## [STATED PROBLEM]
Write out, precisely and in full, each line of the material.

## [EXCERPTED DATA]
# # # # # # #

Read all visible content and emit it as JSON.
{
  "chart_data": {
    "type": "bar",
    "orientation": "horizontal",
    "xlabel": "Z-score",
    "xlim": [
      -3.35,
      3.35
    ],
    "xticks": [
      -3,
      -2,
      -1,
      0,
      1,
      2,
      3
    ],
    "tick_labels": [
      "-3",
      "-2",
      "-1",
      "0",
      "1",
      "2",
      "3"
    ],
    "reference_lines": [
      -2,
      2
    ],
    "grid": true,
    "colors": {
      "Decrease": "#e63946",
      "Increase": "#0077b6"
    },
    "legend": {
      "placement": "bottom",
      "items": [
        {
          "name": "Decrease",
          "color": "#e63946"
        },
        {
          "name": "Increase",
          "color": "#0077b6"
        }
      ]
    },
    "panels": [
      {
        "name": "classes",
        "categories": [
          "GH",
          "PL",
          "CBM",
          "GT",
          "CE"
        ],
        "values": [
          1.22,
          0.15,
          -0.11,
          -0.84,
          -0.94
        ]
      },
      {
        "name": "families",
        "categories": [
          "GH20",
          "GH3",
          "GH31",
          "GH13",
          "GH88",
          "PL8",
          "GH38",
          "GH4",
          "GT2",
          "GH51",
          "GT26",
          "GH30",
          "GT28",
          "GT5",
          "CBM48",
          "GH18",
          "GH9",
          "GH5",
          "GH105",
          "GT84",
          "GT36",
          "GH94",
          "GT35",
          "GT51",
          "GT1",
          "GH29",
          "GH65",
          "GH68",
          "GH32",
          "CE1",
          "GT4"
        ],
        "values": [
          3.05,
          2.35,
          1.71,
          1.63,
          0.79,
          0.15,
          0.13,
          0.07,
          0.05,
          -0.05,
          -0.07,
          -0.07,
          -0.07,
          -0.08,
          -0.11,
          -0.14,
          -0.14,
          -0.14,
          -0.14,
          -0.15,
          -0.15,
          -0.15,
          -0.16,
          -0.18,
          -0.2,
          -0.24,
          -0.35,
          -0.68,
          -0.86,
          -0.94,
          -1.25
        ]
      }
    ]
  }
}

# # # # # # #

## [WORKED ANSWER]
Read all visible content and emit it as JSON.
{
  "chart_data": {
    "type": "bar",
    "orientation": "horizontal",
    "xlabel": "Z-score",
    "xlim": [
      -3.35,
      3.35
    ],
    "xticks": [
      -3,
      -2,
      -1,
      0,
      1,
      2,
      3
    ],
    "tick_labels": [
      "-3",
      "-2",
      "-1",
      "0",
      "1",
      "2",
      "3"
    ],
    "reference_lines": [
      -2,
      2
    ],
    "grid": true,
    "colors": {
      "Decrease": "#e63946",
      "Increase": "#0077b6"
    },
    "legend": {
      "placement": "bottom",
      "items": [
        {
          "name": "Decrease",
          "color": "#e63946"
        },
        {
          "name": "Increase",
          "color": "#0077b6"
        }
      ]
    },
    "panels": [
      {
        "name": "classes",
        "categories": [
          "GH",
          "PL",
          "CBM",
          "GT",
          "CE"
        ],
        "values": [
          1.22,
          0.15,
          -0.11,
          -0.84,
          -0.94
        ]
      },
      {
        "name": "families",
        "categories": [
          "GH20",
          "GH3",
          "GH31",
          "GH13",
          "GH88",
          "PL8",
          "GH38",
          "GH4",
          "GT2",
          "GH51",
          "GT26",
          "GH30",
          "GT28",
          "GT5",
          "CBM48",
          "GH18",
          "GH9",
          "GH5",
          "GH105",
          "GT84",
          "GT36",
          "GH94",
          "GT35",
          "GT51",
          "GT1",
          "GH29",
          "GH65",
          "GH68",
          "GH32",
          "CE1",
          "GT4"
        ],
        "values": [
          3.05,
          2.35,
          1.71,
          1.63,
          0.79,
          0.15,
          0.13,
          0.07,
          0.05,
          -0.05,
          -0.07,
          -0.07,
          -0.07,
          -0.08,
          -0.11,
          -0.14,
          -0.14,
          -0.14,
          -0.14,
          -0.15,
          -0.15,
          -0.15,
          -0.16,
          -0.18,
          -0.2,
          -0.24,
          -0.35,
          -0.68,
          -0.86,
          -0.94,
          -1.25
        ]
      }
    ]
  }
}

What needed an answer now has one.